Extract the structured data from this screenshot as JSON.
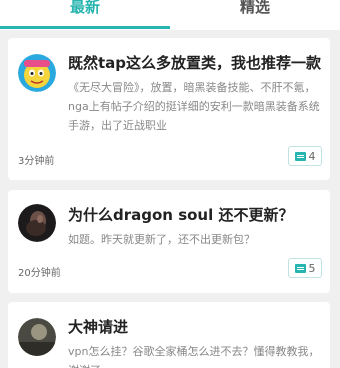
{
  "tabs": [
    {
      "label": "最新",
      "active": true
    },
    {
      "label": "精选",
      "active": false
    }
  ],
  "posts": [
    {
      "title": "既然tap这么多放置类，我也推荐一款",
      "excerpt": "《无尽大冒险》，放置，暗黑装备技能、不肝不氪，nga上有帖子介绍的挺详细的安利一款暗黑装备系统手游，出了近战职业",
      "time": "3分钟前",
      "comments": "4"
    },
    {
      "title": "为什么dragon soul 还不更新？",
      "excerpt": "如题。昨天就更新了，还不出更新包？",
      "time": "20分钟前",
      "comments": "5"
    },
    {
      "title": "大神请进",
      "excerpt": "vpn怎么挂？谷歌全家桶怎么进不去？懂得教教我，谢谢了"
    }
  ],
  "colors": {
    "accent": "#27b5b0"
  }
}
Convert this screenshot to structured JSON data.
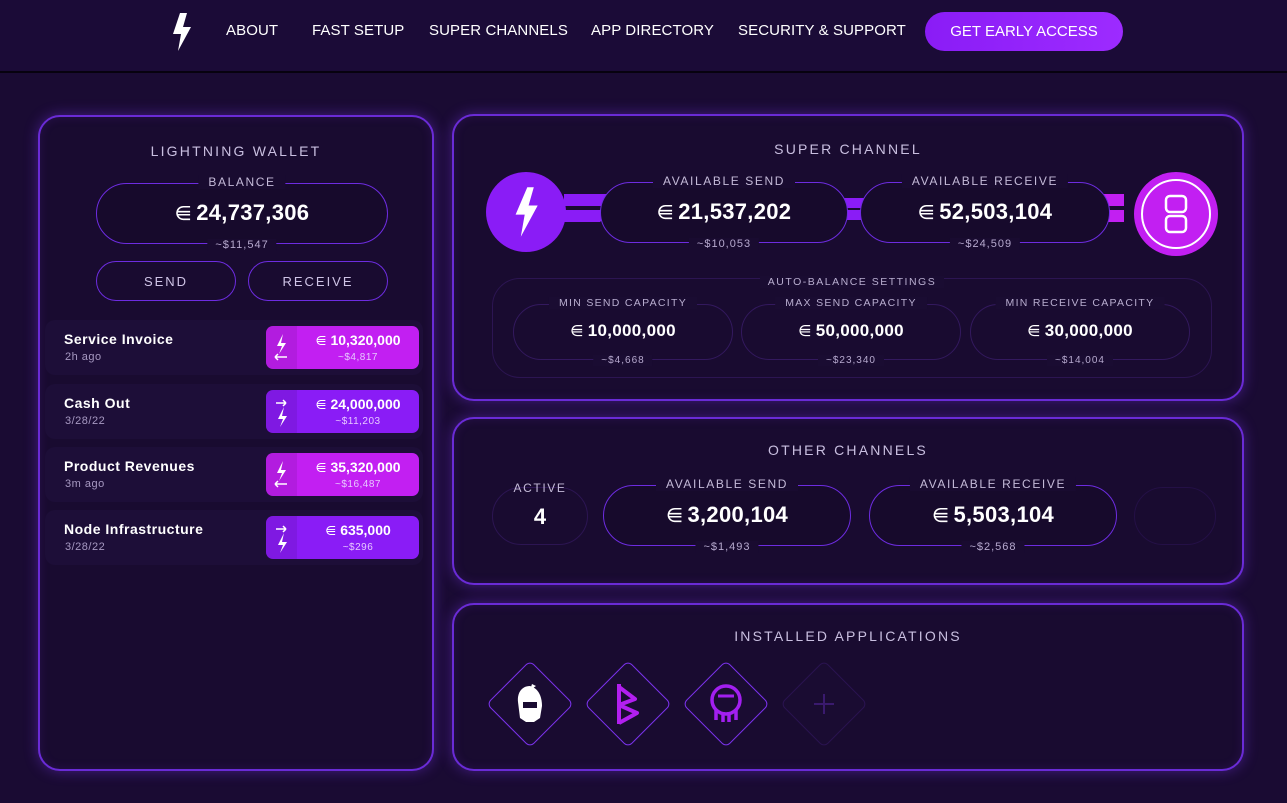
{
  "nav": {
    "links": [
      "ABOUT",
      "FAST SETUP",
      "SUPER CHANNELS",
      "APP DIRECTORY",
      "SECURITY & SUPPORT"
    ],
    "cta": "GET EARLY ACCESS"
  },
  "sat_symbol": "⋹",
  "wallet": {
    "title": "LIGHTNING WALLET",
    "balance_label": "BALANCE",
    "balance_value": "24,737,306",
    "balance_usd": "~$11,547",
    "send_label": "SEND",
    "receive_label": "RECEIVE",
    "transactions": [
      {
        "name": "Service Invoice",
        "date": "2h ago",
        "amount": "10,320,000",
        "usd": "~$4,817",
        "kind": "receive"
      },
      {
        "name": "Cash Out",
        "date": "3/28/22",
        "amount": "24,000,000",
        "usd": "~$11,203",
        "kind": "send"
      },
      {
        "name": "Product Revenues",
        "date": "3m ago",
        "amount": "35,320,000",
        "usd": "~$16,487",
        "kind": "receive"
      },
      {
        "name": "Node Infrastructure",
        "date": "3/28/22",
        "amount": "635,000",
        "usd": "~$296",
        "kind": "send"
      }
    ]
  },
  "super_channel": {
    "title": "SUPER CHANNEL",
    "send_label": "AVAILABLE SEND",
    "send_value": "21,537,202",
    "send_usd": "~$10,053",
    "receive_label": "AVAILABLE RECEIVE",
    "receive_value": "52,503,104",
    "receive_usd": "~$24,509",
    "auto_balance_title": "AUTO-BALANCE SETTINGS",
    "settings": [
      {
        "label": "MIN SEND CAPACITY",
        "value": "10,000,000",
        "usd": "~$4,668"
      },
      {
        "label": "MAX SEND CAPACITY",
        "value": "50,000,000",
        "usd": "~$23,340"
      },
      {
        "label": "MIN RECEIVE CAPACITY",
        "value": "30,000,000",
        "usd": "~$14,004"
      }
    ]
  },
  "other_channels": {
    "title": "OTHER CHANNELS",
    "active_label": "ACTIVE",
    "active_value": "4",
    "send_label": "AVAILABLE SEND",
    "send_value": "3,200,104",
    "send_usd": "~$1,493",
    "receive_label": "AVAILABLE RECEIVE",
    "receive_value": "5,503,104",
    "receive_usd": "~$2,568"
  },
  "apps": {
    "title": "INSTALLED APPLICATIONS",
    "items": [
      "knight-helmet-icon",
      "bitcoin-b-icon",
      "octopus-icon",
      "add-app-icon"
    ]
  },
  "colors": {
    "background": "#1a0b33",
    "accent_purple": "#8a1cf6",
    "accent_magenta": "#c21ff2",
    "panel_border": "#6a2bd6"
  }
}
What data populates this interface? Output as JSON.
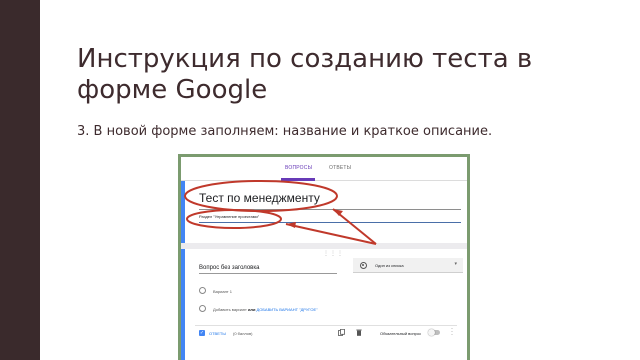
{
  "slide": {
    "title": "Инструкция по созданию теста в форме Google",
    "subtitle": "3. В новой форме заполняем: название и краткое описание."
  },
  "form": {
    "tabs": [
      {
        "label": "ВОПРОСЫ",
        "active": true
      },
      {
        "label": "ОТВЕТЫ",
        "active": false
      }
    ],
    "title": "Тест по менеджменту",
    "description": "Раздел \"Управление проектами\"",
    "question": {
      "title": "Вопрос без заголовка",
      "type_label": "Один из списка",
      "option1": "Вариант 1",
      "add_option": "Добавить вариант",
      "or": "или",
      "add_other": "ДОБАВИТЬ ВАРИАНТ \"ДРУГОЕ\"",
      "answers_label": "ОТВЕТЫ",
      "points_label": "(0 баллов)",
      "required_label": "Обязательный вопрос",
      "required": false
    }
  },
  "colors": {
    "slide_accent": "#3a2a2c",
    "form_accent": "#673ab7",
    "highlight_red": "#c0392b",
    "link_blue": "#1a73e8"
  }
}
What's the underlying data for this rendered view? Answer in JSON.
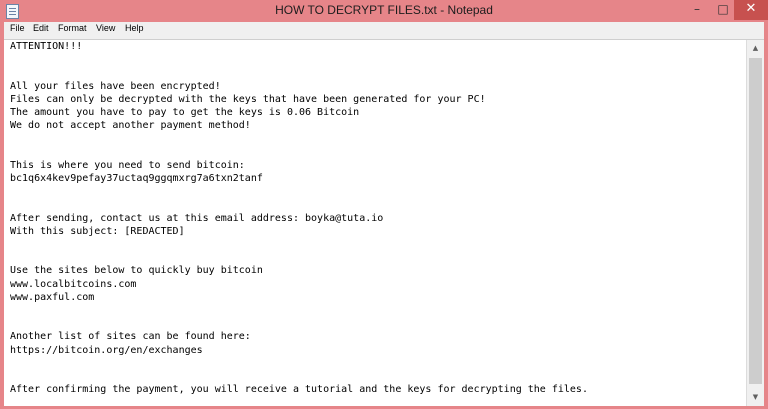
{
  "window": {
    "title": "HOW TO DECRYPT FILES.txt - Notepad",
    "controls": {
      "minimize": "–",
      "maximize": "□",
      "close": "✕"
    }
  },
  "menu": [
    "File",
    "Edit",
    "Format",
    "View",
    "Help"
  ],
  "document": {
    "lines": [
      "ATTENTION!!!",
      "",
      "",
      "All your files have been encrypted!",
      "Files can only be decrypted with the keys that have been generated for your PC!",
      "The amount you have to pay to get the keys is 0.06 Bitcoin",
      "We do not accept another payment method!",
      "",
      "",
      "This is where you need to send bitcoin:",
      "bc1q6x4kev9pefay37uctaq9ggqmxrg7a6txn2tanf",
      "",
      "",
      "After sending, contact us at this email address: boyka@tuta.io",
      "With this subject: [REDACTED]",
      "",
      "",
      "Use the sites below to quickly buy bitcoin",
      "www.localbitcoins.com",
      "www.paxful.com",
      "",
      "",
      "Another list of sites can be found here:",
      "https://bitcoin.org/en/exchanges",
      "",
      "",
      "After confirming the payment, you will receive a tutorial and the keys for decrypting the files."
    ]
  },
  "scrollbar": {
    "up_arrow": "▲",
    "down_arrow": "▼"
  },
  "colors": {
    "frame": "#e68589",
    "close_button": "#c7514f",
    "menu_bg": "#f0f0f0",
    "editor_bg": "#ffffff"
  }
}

# # # # # # #

**Directions for this task:**
Print out the whole of the material word for word, without pictures.

**Output below:**
Extract the structured data from this screenshot as JSON.
{
  "tabs": [
    {
      "label": "最新",
      "active": true
    },
    {
      "label": "精选",
      "active": false
    }
  ],
  "posts": [
    {
      "title": "既然tap这么多放置类，我也推荐一款",
      "excerpt": "《无尽大冒险》，放置，暗黑装备技能、不肝不氪，nga上有帖子介绍的挺详细的安利一款暗黑装备系统手游，出了近战职业",
      "time": "3分钟前",
      "comments": "4"
    },
    {
      "title": "为什么dragon soul 还不更新？",
      "excerpt": "如题。昨天就更新了，还不出更新包？",
      "time": "20分钟前",
      "comments": "5"
    },
    {
      "title": "大神请进",
      "excerpt": "vpn怎么挂？谷歌全家桶怎么进不去？懂得教教我，谢谢了"
    }
  ],
  "colors": {
    "accent": "#27b5b0"
  }
}
Convert this screenshot to structured JSON data.
{
  "nav": {
    "links": [
      "ABOUT",
      "FAST SETUP",
      "SUPER CHANNELS",
      "APP DIRECTORY",
      "SECURITY & SUPPORT"
    ],
    "cta": "GET EARLY ACCESS"
  },
  "sat_symbol": "⋹",
  "wallet": {
    "title": "LIGHTNING WALLET",
    "balance_label": "BALANCE",
    "balance_value": "24,737,306",
    "balance_usd": "~$11,547",
    "send_label": "SEND",
    "receive_label": "RECEIVE",
    "transactions": [
      {
        "name": "Service Invoice",
        "date": "2h ago",
        "amount": "10,320,000",
        "usd": "~$4,817",
        "kind": "receive"
      },
      {
        "name": "Cash Out",
        "date": "3/28/22",
        "amount": "24,000,000",
        "usd": "~$11,203",
        "kind": "send"
      },
      {
        "name": "Product Revenues",
        "date": "3m ago",
        "amount": "35,320,000",
        "usd": "~$16,487",
        "kind": "receive"
      },
      {
        "name": "Node Infrastructure",
        "date": "3/28/22",
        "amount": "635,000",
        "usd": "~$296",
        "kind": "send"
      }
    ]
  },
  "super_channel": {
    "title": "SUPER CHANNEL",
    "send_label": "AVAILABLE SEND",
    "send_value": "21,537,202",
    "send_usd": "~$10,053",
    "receive_label": "AVAILABLE RECEIVE",
    "receive_value": "52,503,104",
    "receive_usd": "~$24,509",
    "auto_balance_title": "AUTO-BALANCE SETTINGS",
    "settings": [
      {
        "label": "MIN SEND CAPACITY",
        "value": "10,000,000",
        "usd": "~$4,668"
      },
      {
        "label": "MAX SEND CAPACITY",
        "value": "50,000,000",
        "usd": "~$23,340"
      },
      {
        "label": "MIN RECEIVE CAPACITY",
        "value": "30,000,000",
        "usd": "~$14,004"
      }
    ]
  },
  "other_channels": {
    "title": "OTHER CHANNELS",
    "active_label": "ACTIVE",
    "active_value": "4",
    "send_label": "AVAILABLE SEND",
    "send_value": "3,200,104",
    "send_usd": "~$1,493",
    "receive_label": "AVAILABLE RECEIVE",
    "receive_value": "5,503,104",
    "receive_usd": "~$2,568"
  },
  "apps": {
    "title": "INSTALLED APPLICATIONS",
    "items": [
      "knight-helmet-icon",
      "bitcoin-b-icon",
      "octopus-icon",
      "add-app-icon"
    ]
  },
  "colors": {
    "background": "#1a0b33",
    "accent_purple": "#8a1cf6",
    "accent_magenta": "#c21ff2",
    "panel_border": "#6a2bd6"
  }
}
What data populates this interface? Output as JSON.
{
  "slide": {
    "title": "Инструкция по созданию теста в форме Google",
    "subtitle": "3. В новой форме заполняем: название и краткое описание."
  },
  "form": {
    "tabs": [
      {
        "label": "ВОПРОСЫ",
        "active": true
      },
      {
        "label": "ОТВЕТЫ",
        "active": false
      }
    ],
    "title": "Тест по менеджменту",
    "description": "Раздел \"Управление проектами\"",
    "question": {
      "title": "Вопрос без заголовка",
      "type_label": "Один из списка",
      "option1": "Вариант 1",
      "add_option": "Добавить вариант",
      "or": "или",
      "add_other": "ДОБАВИТЬ ВАРИАНТ \"ДРУГОЕ\"",
      "answers_label": "ОТВЕТЫ",
      "points_label": "(0 баллов)",
      "required_label": "Обязательный вопрос",
      "required": false
    }
  },
  "colors": {
    "slide_accent": "#3a2a2c",
    "form_accent": "#673ab7",
    "highlight_red": "#c0392b",
    "link_blue": "#1a73e8"
  }
}
What's the underlying data for this rendered view? Answer in JSON.
{
  "window": {
    "title": "HOW TO DECRYPT FILES.txt - Notepad",
    "controls": {
      "minimize": "–",
      "maximize": "□",
      "close": "✕"
    }
  },
  "menu": [
    "File",
    "Edit",
    "Format",
    "View",
    "Help"
  ],
  "document": {
    "lines": [
      "ATTENTION!!!",
      "",
      "",
      "All your files have been encrypted!",
      "Files can only be decrypted with the keys that have been generated for your PC!",
      "The amount you have to pay to get the keys is 0.06 Bitcoin",
      "We do not accept another payment method!",
      "",
      "",
      "This is where you need to send bitcoin:",
      "bc1q6x4kev9pefay37uctaq9ggqmxrg7a6txn2tanf",
      "",
      "",
      "After sending, contact us at this email address: boyka@tuta.io",
      "With this subject: [REDACTED]",
      "",
      "",
      "Use the sites below to quickly buy bitcoin",
      "www.localbitcoins.com",
      "www.paxful.com",
      "",
      "",
      "Another list of sites can be found here:",
      "https://bitcoin.org/en/exchanges",
      "",
      "",
      "After confirming the payment, you will receive a tutorial and the keys for decrypting the files."
    ]
  },
  "scrollbar": {
    "up_arrow": "▲",
    "down_arrow": "▼"
  },
  "colors": {
    "frame": "#e68589",
    "close_button": "#c7514f",
    "menu_bg": "#f0f0f0",
    "editor_bg": "#ffffff"
  }
}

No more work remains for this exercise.